• _Work instruction A_
Answer these questions about the indicator documentation:
(i) How do warmup bars render when double.NaN is appended?
(ii) What default value does the example parameter use?
(iii) What should OnInit call first?
• _Work instruction B_
Can you duplicate the part of the indicator documentation that opens with the words containing "It grows without" and closes with "this in full."?

It grows without bound (a multi-day tick session never silently drops history), appends are O(1)
amortised, and it is NaN-aware — appending double.NaN round-trips cleanly so warmup
bars render as gaps. You never expose it directly; you hand it to a plot, and the chart reads it from
the render thread.
The parameter
[IndicatorParameter] on a public read/write property does three things: it renders an
editor row in the settings dialog, it persists the value into the saved chart template, and it becomes
part of the indicator's content key — the identity that makes
SMA(14) and SMA(50) distinct instances. Always give a parameter a real
default (here 14): the host constructs the indicator with defaults, then applies the
saved value. Parameters covers this in full.
The constructor and the plot
Every IndicatorBase subclass exposes one constructor of the canonical shape
(IIndicator? parent = null, ISeries<double>? input = null, /* your params */),
passing parent and input straight to base(...). That single
line is the only plumbing — it registers the indicator as a child of parent when
one is supplied (see Child indicators). Inside the body you set
your parameters and call AddPlot. The Plot constructor takes
(name, values, style, color, lineWidthPx); ChartColor is plain RGBA
(new ChartColor(33, 150, 243) is a blue).
Plots list is
append-only and reference-stable for the indicator's lifetime — the chart caches it and the
settings dialog binds to it. Register every plot up front (constructor or OnInit) and
never resize the list afterward. You may freely mutate a plot's colour, style and visibility at
runtime; you may not add or remove plots later.OnInit
OnInit runs exactly once, after construction and after the saved parameter value has been
applied — so it is the right place to validate and to size buffers. Call
base.OnInit(ctx) first. The base implementation defaults Input to
Bars(0).Close (and Bars to Bars(0)) when you didn't inject an
explicit source, and resolves the "Input series" picker if the user changed it. Read
Input only after that call.

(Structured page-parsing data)
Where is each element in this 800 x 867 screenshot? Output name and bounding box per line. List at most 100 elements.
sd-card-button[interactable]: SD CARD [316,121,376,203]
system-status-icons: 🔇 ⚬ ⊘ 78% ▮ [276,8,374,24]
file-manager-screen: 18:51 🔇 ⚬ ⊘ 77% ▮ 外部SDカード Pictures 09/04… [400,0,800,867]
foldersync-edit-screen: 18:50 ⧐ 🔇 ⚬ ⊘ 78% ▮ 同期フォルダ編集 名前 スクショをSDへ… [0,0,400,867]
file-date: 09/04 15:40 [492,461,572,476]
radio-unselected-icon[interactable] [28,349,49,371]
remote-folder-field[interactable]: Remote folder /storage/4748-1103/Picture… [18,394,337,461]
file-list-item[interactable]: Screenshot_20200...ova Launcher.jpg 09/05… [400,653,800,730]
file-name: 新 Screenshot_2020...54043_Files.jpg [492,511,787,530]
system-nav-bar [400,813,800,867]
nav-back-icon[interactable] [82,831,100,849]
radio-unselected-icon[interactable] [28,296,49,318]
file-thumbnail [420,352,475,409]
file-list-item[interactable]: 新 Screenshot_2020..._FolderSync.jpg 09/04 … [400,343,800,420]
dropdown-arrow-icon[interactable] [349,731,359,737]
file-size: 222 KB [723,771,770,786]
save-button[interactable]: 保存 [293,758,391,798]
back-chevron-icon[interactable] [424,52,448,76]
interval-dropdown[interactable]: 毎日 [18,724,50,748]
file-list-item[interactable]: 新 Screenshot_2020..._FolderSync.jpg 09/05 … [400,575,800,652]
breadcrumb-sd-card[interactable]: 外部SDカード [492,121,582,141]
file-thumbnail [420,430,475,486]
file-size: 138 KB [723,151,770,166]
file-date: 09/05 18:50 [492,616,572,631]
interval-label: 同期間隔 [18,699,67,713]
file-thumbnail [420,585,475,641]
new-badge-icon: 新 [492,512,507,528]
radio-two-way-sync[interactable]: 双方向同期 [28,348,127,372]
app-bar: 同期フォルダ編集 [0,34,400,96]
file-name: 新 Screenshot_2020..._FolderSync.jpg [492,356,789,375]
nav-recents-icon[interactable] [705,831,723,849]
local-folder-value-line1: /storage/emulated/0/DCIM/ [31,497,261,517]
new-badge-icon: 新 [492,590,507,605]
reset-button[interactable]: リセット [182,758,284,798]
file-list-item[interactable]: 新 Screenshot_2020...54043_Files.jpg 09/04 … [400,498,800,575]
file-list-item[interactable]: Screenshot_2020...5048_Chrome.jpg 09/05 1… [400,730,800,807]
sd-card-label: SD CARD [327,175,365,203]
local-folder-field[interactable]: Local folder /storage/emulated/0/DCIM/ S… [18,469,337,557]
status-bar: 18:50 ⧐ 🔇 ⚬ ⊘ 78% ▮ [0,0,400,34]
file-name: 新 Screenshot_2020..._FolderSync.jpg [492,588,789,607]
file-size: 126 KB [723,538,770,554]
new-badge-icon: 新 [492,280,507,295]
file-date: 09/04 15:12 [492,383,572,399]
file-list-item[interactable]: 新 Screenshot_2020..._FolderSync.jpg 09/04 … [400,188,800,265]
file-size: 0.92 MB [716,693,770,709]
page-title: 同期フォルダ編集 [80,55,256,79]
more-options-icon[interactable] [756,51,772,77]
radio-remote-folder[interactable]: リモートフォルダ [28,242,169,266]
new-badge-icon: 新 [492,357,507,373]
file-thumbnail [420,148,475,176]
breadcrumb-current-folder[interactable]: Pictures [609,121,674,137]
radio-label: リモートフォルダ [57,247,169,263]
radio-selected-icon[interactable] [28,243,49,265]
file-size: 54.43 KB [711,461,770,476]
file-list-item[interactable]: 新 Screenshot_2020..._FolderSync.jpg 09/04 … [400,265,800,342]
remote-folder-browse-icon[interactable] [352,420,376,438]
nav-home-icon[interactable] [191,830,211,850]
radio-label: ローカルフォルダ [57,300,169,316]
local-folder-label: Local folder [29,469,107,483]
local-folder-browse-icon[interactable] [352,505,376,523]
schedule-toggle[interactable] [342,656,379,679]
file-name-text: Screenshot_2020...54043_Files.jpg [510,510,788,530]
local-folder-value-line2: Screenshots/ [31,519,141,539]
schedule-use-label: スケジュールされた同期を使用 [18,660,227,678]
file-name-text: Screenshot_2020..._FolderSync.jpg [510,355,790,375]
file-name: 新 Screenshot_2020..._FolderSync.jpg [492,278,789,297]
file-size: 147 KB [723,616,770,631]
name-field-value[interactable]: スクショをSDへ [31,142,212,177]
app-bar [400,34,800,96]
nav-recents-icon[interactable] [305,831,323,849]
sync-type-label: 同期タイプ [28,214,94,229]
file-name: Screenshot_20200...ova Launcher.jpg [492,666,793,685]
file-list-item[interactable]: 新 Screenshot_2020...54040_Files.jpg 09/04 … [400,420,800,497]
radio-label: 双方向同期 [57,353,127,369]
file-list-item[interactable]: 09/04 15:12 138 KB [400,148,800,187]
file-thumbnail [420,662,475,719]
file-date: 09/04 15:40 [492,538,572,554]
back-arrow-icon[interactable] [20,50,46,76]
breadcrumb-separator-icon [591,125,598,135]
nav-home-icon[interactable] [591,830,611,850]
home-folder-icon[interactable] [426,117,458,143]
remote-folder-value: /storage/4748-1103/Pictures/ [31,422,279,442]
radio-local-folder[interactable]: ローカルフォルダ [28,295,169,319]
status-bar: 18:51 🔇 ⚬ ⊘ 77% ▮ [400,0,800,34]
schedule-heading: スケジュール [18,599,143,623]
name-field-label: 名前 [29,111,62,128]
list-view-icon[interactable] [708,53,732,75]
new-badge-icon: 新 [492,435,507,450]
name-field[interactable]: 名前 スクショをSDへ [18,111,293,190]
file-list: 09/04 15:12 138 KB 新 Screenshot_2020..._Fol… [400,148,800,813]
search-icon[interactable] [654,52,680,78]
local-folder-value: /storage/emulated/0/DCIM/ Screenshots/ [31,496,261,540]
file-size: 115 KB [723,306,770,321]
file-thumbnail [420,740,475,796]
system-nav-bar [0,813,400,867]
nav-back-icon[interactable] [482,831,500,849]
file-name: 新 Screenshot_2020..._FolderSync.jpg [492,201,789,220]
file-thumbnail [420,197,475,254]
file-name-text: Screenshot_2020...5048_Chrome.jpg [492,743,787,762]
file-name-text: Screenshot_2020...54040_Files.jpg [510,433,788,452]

• _Answer area A_
(i) As gaps.
(ii) 14.
(iii) base.OnInit(ctx).

• _Answer area B_
It grows without bound (a multi-day tick session never silently drops history), appends are O(1)
amortised, and it is NaN-aware — appending double.NaN round-trips cleanly so warmup
bars render as gaps. You never expose it directly; you hand it to a plot, and the chart reads it from
the render thread.
The parameter
[IndicatorParameter] on a public read/write property does three things: it renders an
editor row in the settings dialog, it persists the value into the saved chart template, and it becomes
part of the indicator's content key — the identity that makes
SMA(14) and SMA(50) distinct instances. Always give a parameter a real
default (here 14): the host constructs the indicator with defaults, then applies the
saved value. Parameters covers this in full.